***** Provided records *****

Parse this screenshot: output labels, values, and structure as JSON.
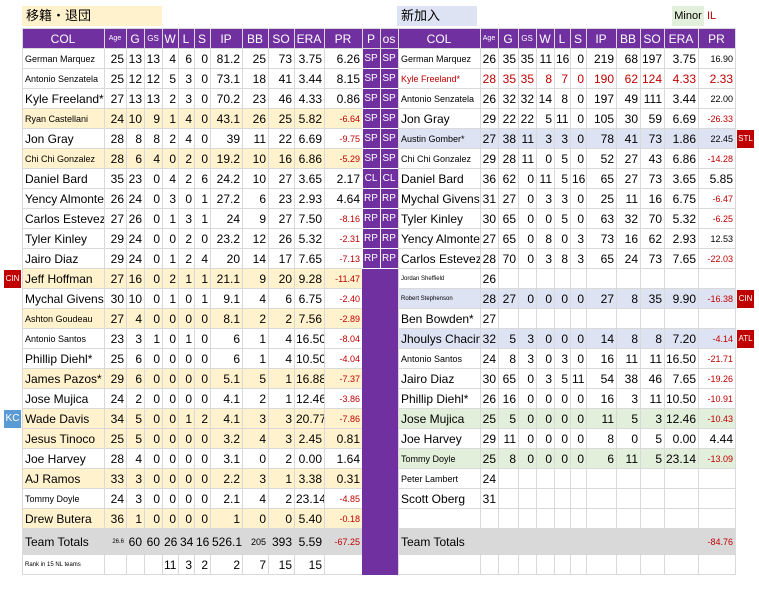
{
  "labels": {
    "left": "移籍・退団",
    "right": "新加入",
    "minor": "Minor",
    "il": "IL"
  },
  "left_headers": [
    "COL",
    "Age",
    "G",
    "GS",
    "W",
    "L",
    "S",
    "IP",
    "BB",
    "SO",
    "ERA",
    "PR"
  ],
  "mid_headers": [
    "P",
    "os"
  ],
  "right_headers": [
    "COL",
    "Age",
    "G",
    "GS",
    "W",
    "L",
    "S",
    "IP",
    "BB",
    "SO",
    "ERA",
    "PR"
  ],
  "left_rows": [
    {
      "name": "German Marquez",
      "age": "25",
      "g": "13",
      "gs": "13",
      "w": "4",
      "l": "6",
      "s": "0",
      "ip": "81.2",
      "bb": "25",
      "so": "73",
      "era": "3.75",
      "pr": "6.26",
      "style": "w",
      "namesmall": true
    },
    {
      "name": "Antonio Senzatela",
      "age": "25",
      "g": "12",
      "gs": "12",
      "w": "5",
      "l": "3",
      "s": "0",
      "ip": "73.1",
      "bb": "18",
      "so": "41",
      "era": "3.44",
      "pr": "8.15",
      "style": "w",
      "namesmall": true
    },
    {
      "name": "Kyle Freeland*",
      "age": "27",
      "g": "13",
      "gs": "13",
      "w": "2",
      "l": "3",
      "s": "0",
      "ip": "70.2",
      "bb": "23",
      "so": "46",
      "era": "4.33",
      "pr": "0.86",
      "style": "w"
    },
    {
      "name": "Ryan Castellani",
      "age": "24",
      "g": "10",
      "gs": "9",
      "w": "1",
      "l": "4",
      "s": "0",
      "ip": "43.1",
      "bb": "26",
      "so": "25",
      "era": "5.82",
      "pr": "-6.64",
      "style": "y",
      "namesmall": true
    },
    {
      "name": "Jon Gray",
      "age": "28",
      "g": "8",
      "gs": "8",
      "w": "2",
      "l": "4",
      "s": "0",
      "ip": "39",
      "bb": "11",
      "so": "22",
      "era": "6.69",
      "pr": "-9.75",
      "style": "w"
    },
    {
      "name": "Chi Chi Gonzalez",
      "age": "28",
      "g": "6",
      "gs": "4",
      "w": "0",
      "l": "2",
      "s": "0",
      "ip": "19.2",
      "bb": "10",
      "so": "16",
      "era": "6.86",
      "pr": "-5.29",
      "style": "y",
      "namesmall": true
    },
    {
      "name": "Daniel Bard",
      "age": "35",
      "g": "23",
      "gs": "0",
      "w": "4",
      "l": "2",
      "s": "6",
      "ip": "24.2",
      "bb": "10",
      "so": "27",
      "era": "3.65",
      "pr": "2.17",
      "style": "w"
    },
    {
      "name": "Yency Almonte",
      "age": "26",
      "g": "24",
      "gs": "0",
      "w": "3",
      "l": "0",
      "s": "1",
      "ip": "27.2",
      "bb": "6",
      "so": "23",
      "era": "2.93",
      "pr": "4.64",
      "style": "w"
    },
    {
      "name": "Carlos Estevez",
      "age": "27",
      "g": "26",
      "gs": "0",
      "w": "1",
      "l": "3",
      "s": "1",
      "ip": "24",
      "bb": "9",
      "so": "27",
      "era": "7.50",
      "pr": "-8.16",
      "style": "w"
    },
    {
      "name": "Tyler Kinley",
      "age": "29",
      "g": "24",
      "gs": "0",
      "w": "0",
      "l": "2",
      "s": "0",
      "ip": "23.2",
      "bb": "12",
      "so": "26",
      "era": "5.32",
      "pr": "-2.31",
      "style": "w"
    },
    {
      "name": "Jairo Diaz",
      "age": "29",
      "g": "24",
      "gs": "0",
      "w": "1",
      "l": "2",
      "s": "4",
      "ip": "20",
      "bb": "14",
      "so": "17",
      "era": "7.65",
      "pr": "-7.13",
      "style": "w"
    },
    {
      "name": "Jeff Hoffman",
      "age": "27",
      "g": "16",
      "gs": "0",
      "w": "2",
      "l": "1",
      "s": "1",
      "ip": "21.1",
      "bb": "9",
      "so": "20",
      "era": "9.28",
      "pr": "-11.47",
      "style": "y"
    },
    {
      "name": "Mychal Givens",
      "age": "30",
      "g": "10",
      "gs": "0",
      "w": "1",
      "l": "0",
      "s": "1",
      "ip": "9.1",
      "bb": "4",
      "so": "6",
      "era": "6.75",
      "pr": "-2.40",
      "style": "w"
    },
    {
      "name": "Ashton Goudeau",
      "age": "27",
      "g": "4",
      "gs": "0",
      "w": "0",
      "l": "0",
      "s": "0",
      "ip": "8.1",
      "bb": "2",
      "so": "2",
      "era": "7.56",
      "pr": "-2.89",
      "style": "y",
      "namesmall": true
    },
    {
      "name": "Antonio Santos",
      "age": "23",
      "g": "3",
      "gs": "1",
      "w": "0",
      "l": "1",
      "s": "0",
      "ip": "6",
      "bb": "1",
      "so": "4",
      "era": "16.50",
      "pr": "-8.04",
      "style": "w",
      "namesmall": true
    },
    {
      "name": "Phillip Diehl*",
      "age": "25",
      "g": "6",
      "gs": "0",
      "w": "0",
      "l": "0",
      "s": "0",
      "ip": "6",
      "bb": "1",
      "so": "4",
      "era": "10.50",
      "pr": "-4.04",
      "style": "w"
    },
    {
      "name": "James Pazos*",
      "age": "29",
      "g": "6",
      "gs": "0",
      "w": "0",
      "l": "0",
      "s": "0",
      "ip": "5.1",
      "bb": "5",
      "so": "1",
      "era": "16.88",
      "pr": "-7.37",
      "style": "y"
    },
    {
      "name": "Jose Mujica",
      "age": "24",
      "g": "2",
      "gs": "0",
      "w": "0",
      "l": "0",
      "s": "0",
      "ip": "4.1",
      "bb": "2",
      "so": "1",
      "era": "12.46",
      "pr": "-3.86",
      "style": "w"
    },
    {
      "name": "Wade Davis",
      "age": "34",
      "g": "5",
      "gs": "0",
      "w": "0",
      "l": "1",
      "s": "2",
      "ip": "4.1",
      "bb": "3",
      "so": "3",
      "era": "20.77",
      "pr": "-7.86",
      "style": "y"
    },
    {
      "name": "Jesus Tinoco",
      "age": "25",
      "g": "5",
      "gs": "0",
      "w": "0",
      "l": "0",
      "s": "0",
      "ip": "3.2",
      "bb": "4",
      "so": "3",
      "era": "2.45",
      "pr": "0.81",
      "style": "y"
    },
    {
      "name": "Joe Harvey",
      "age": "28",
      "g": "4",
      "gs": "0",
      "w": "0",
      "l": "0",
      "s": "0",
      "ip": "3.1",
      "bb": "0",
      "so": "2",
      "era": "0.00",
      "pr": "1.64",
      "style": "w"
    },
    {
      "name": "AJ Ramos",
      "age": "33",
      "g": "3",
      "gs": "0",
      "w": "0",
      "l": "0",
      "s": "0",
      "ip": "2.2",
      "bb": "3",
      "so": "1",
      "era": "3.38",
      "pr": "0.31",
      "style": "y"
    },
    {
      "name": "Tommy Doyle",
      "age": "24",
      "g": "3",
      "gs": "0",
      "w": "0",
      "l": "0",
      "s": "0",
      "ip": "2.1",
      "bb": "4",
      "so": "2",
      "era": "23.14",
      "pr": "-4.85",
      "style": "w",
      "namesmall": true
    },
    {
      "name": "Drew Butera",
      "age": "36",
      "g": "1",
      "gs": "0",
      "w": "0",
      "l": "0",
      "s": "0",
      "ip": "1",
      "bb": "0",
      "so": "0",
      "era": "5.40",
      "pr": "-0.18",
      "style": "y"
    }
  ],
  "left_totals": {
    "name": "Team Totals",
    "age": "26.6",
    "g": "60",
    "gs": "60",
    "w": "26",
    "l": "34",
    "s": "16",
    "ip": "526.1",
    "bb": "205",
    "so": "393",
    "era": "5.59",
    "pr": "-67.25"
  },
  "left_rank": {
    "name": "Rank in 15 NL teams",
    "age": "",
    "g": "",
    "gs": "",
    "w": "11",
    "l": "3",
    "s": "2",
    "ip": "2",
    "bb": "7",
    "so": "15",
    "era": "15",
    "pr": ""
  },
  "mid_rows": [
    [
      "SP",
      "SP"
    ],
    [
      "SP",
      "SP"
    ],
    [
      "SP",
      "SP"
    ],
    [
      "SP",
      "SP"
    ],
    [
      "SP",
      "SP"
    ],
    [
      "SP",
      "SP"
    ],
    [
      "CL",
      "CL"
    ],
    [
      "RP",
      "RP"
    ],
    [
      "RP",
      "RP"
    ],
    [
      "RP",
      "RP"
    ],
    [
      "RP",
      "RP"
    ],
    [
      "",
      ""
    ],
    [
      "",
      ""
    ],
    [
      "",
      ""
    ],
    [
      "",
      ""
    ],
    [
      "",
      ""
    ],
    [
      "",
      ""
    ],
    [
      "",
      ""
    ],
    [
      "",
      ""
    ],
    [
      "",
      ""
    ],
    [
      "",
      ""
    ],
    [
      "",
      ""
    ],
    [
      "",
      ""
    ],
    [
      "",
      ""
    ],
    [
      "",
      ""
    ],
    [
      "",
      ""
    ]
  ],
  "right_rows": [
    {
      "name": "German Marquez",
      "age": "26",
      "g": "35",
      "gs": "35",
      "w": "11",
      "l": "16",
      "s": "0",
      "ip": "219",
      "bb": "68",
      "so": "197",
      "era": "3.75",
      "pr": "16.90",
      "style": "w",
      "namesmall": true
    },
    {
      "name": "Kyle Freeland*",
      "age": "28",
      "g": "35",
      "gs": "35",
      "w": "8",
      "l": "7",
      "s": "0",
      "ip": "190",
      "bb": "62",
      "so": "124",
      "era": "4.33",
      "pr": "2.33",
      "style": "w",
      "red": true,
      "namesmall": true
    },
    {
      "name": "Antonio Senzatela",
      "age": "26",
      "g": "32",
      "gs": "32",
      "w": "14",
      "l": "8",
      "s": "0",
      "ip": "197",
      "bb": "49",
      "so": "111",
      "era": "3.44",
      "pr": "22.00",
      "style": "w",
      "namesmall": true
    },
    {
      "name": "Jon Gray",
      "age": "29",
      "g": "22",
      "gs": "22",
      "w": "5",
      "l": "11",
      "s": "0",
      "ip": "105",
      "bb": "30",
      "so": "59",
      "era": "6.69",
      "pr": "-26.33",
      "style": "w"
    },
    {
      "name": "Austin Gomber*",
      "age": "27",
      "g": "38",
      "gs": "11",
      "w": "3",
      "l": "3",
      "s": "0",
      "ip": "78",
      "bb": "41",
      "so": "73",
      "era": "1.86",
      "pr": "22.45",
      "style": "b",
      "namesmall": true
    },
    {
      "name": "Chi Chi Gonzalez",
      "age": "29",
      "g": "28",
      "gs": "11",
      "w": "0",
      "l": "5",
      "s": "0",
      "ip": "52",
      "bb": "27",
      "so": "43",
      "era": "6.86",
      "pr": "-14.28",
      "style": "w",
      "namesmall": true
    },
    {
      "name": "Daniel Bard",
      "age": "36",
      "g": "62",
      "gs": "0",
      "w": "11",
      "l": "5",
      "s": "16",
      "ip": "65",
      "bb": "27",
      "so": "73",
      "era": "3.65",
      "pr": "5.85",
      "style": "w"
    },
    {
      "name": "Mychal Givens",
      "age": "31",
      "g": "27",
      "gs": "0",
      "w": "3",
      "l": "3",
      "s": "0",
      "ip": "25",
      "bb": "11",
      "so": "16",
      "era": "6.75",
      "pr": "-6.47",
      "style": "w"
    },
    {
      "name": "Tyler Kinley",
      "age": "30",
      "g": "65",
      "gs": "0",
      "w": "0",
      "l": "5",
      "s": "0",
      "ip": "63",
      "bb": "32",
      "so": "70",
      "era": "5.32",
      "pr": "-6.25",
      "style": "w"
    },
    {
      "name": "Yency Almonte",
      "age": "27",
      "g": "65",
      "gs": "0",
      "w": "8",
      "l": "0",
      "s": "3",
      "ip": "73",
      "bb": "16",
      "so": "62",
      "era": "2.93",
      "pr": "12.53",
      "style": "w"
    },
    {
      "name": "Carlos Estevez",
      "age": "28",
      "g": "70",
      "gs": "0",
      "w": "3",
      "l": "8",
      "s": "3",
      "ip": "65",
      "bb": "24",
      "so": "73",
      "era": "7.65",
      "pr": "-22.03",
      "style": "w"
    },
    {
      "name": "Jordan Sheffield",
      "age": "26",
      "g": "",
      "gs": "",
      "w": "",
      "l": "",
      "s": "",
      "ip": "",
      "bb": "",
      "so": "",
      "era": "",
      "pr": "",
      "style": "w",
      "namexs": true
    },
    {
      "name": "Robert Stephenson",
      "age": "28",
      "g": "27",
      "gs": "0",
      "w": "0",
      "l": "0",
      "s": "0",
      "ip": "27",
      "bb": "8",
      "so": "35",
      "era": "9.90",
      "pr": "-16.38",
      "style": "b",
      "namexs": true
    },
    {
      "name": "Ben Bowden*",
      "age": "27",
      "g": "",
      "gs": "",
      "w": "",
      "l": "",
      "s": "",
      "ip": "",
      "bb": "",
      "so": "",
      "era": "",
      "pr": "",
      "style": "w"
    },
    {
      "name": "Jhoulys Chacin",
      "age": "32",
      "g": "5",
      "gs": "3",
      "w": "0",
      "l": "0",
      "s": "0",
      "ip": "14",
      "bb": "8",
      "so": "8",
      "era": "7.20",
      "pr": "-4.14",
      "style": "b"
    },
    {
      "name": "Antonio Santos",
      "age": "24",
      "g": "8",
      "gs": "3",
      "w": "0",
      "l": "3",
      "s": "0",
      "ip": "16",
      "bb": "11",
      "so": "11",
      "era": "16.50",
      "pr": "-21.71",
      "style": "w",
      "namesmall": true
    },
    {
      "name": "Jairo Diaz",
      "age": "30",
      "g": "65",
      "gs": "0",
      "w": "3",
      "l": "5",
      "s": "11",
      "ip": "54",
      "bb": "38",
      "so": "46",
      "era": "7.65",
      "pr": "-19.26",
      "style": "w"
    },
    {
      "name": "Phillip Diehl*",
      "age": "26",
      "g": "16",
      "gs": "0",
      "w": "0",
      "l": "0",
      "s": "0",
      "ip": "16",
      "bb": "3",
      "so": "11",
      "era": "10.50",
      "pr": "-10.91",
      "style": "w"
    },
    {
      "name": "Jose Mujica",
      "age": "25",
      "g": "5",
      "gs": "0",
      "w": "0",
      "l": "0",
      "s": "0",
      "ip": "11",
      "bb": "5",
      "so": "3",
      "era": "12.46",
      "pr": "-10.43",
      "style": "g"
    },
    {
      "name": "Joe Harvey",
      "age": "29",
      "g": "11",
      "gs": "0",
      "w": "0",
      "l": "0",
      "s": "0",
      "ip": "8",
      "bb": "0",
      "so": "5",
      "era": "0.00",
      "pr": "4.44",
      "style": "w"
    },
    {
      "name": "Tommy Doyle",
      "age": "25",
      "g": "8",
      "gs": "0",
      "w": "0",
      "l": "0",
      "s": "0",
      "ip": "6",
      "bb": "11",
      "so": "5",
      "era": "23.14",
      "pr": "-13.09",
      "style": "g",
      "namesmall": true
    },
    {
      "name": "Peter Lambert",
      "age": "24",
      "g": "",
      "gs": "",
      "w": "",
      "l": "",
      "s": "",
      "ip": "",
      "bb": "",
      "so": "",
      "era": "",
      "pr": "",
      "style": "w",
      "namesmall": true
    },
    {
      "name": "Scott Oberg",
      "age": "31",
      "g": "",
      "gs": "",
      "w": "",
      "l": "",
      "s": "",
      "ip": "",
      "bb": "",
      "so": "",
      "era": "",
      "pr": "",
      "style": "w"
    },
    {
      "name": "",
      "age": "",
      "g": "",
      "gs": "",
      "w": "",
      "l": "",
      "s": "",
      "ip": "",
      "bb": "",
      "so": "",
      "era": "",
      "pr": "",
      "style": "w"
    }
  ],
  "right_totals": {
    "name": "Team Totals",
    "age": "",
    "g": "",
    "gs": "",
    "w": "",
    "l": "",
    "s": "",
    "ip": "",
    "bb": "",
    "so": "",
    "era": "",
    "pr": "-84.76"
  },
  "right_rank": {
    "name": "",
    "age": "",
    "g": "",
    "gs": "",
    "w": "",
    "l": "",
    "s": "",
    "ip": "",
    "bb": "",
    "so": "",
    "era": "",
    "pr": ""
  },
  "side_tags": {
    "left": [
      {
        "row": 11,
        "text": "CIN",
        "color": "red"
      },
      {
        "row": 18,
        "text": "KC",
        "color": "blue"
      }
    ],
    "right": [
      {
        "row": 4,
        "text": "STL",
        "color": "red"
      },
      {
        "row": 12,
        "text": "CIN",
        "color": "red"
      },
      {
        "row": 14,
        "text": "ATL",
        "color": "red"
      }
    ]
  }
}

*****

Directive:
Select every line in the material above where the string "text" occurs, and copy it.

Answer for the task:
        "text": "CIN",
        "text": "KC",
        "text": "STL",
        "text": "CIN",
        "text": "ATL",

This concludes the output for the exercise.